> **Task to complete**
The listing below should be copied in full, word for word.

> **Records from a dataset**
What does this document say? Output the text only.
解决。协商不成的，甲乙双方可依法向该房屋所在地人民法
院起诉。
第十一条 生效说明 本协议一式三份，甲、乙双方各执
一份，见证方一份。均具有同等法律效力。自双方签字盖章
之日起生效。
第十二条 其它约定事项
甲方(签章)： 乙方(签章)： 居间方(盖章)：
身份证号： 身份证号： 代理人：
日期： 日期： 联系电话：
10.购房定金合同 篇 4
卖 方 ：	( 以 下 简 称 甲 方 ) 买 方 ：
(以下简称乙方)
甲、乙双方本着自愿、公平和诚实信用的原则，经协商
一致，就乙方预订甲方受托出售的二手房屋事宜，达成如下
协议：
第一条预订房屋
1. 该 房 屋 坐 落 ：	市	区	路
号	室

> **Completed exercise**
What does this document say? Output the text only.
解决。协商不成的，甲乙双方可依法向该房屋所在地人民法
院起诉。
第十一条 生效说明 本协议一式三份，甲、乙双方各执
一份，见证方一份。均具有同等法律效力。自双方签字盖章
之日起生效。
第十二条 其它约定事项
甲方(签章)： 乙方(签章)： 居间方(盖章)：
身份证号： 身份证号： 代理人：
日期： 日期： 联系电话：
10.购房定金合同 篇 4
卖 方 ：	( 以 下 简 称 甲 方 ) 买 方 ：
(以下简称乙方)
甲、乙双方本着自愿、公平和诚实信用的原则，经协商
一致，就乙方预订甲方受托出售的二手房屋事宜，达成如下
协议：
第一条预订房屋
1. 该 房 屋 坐 落 ：	市	区	路
号	室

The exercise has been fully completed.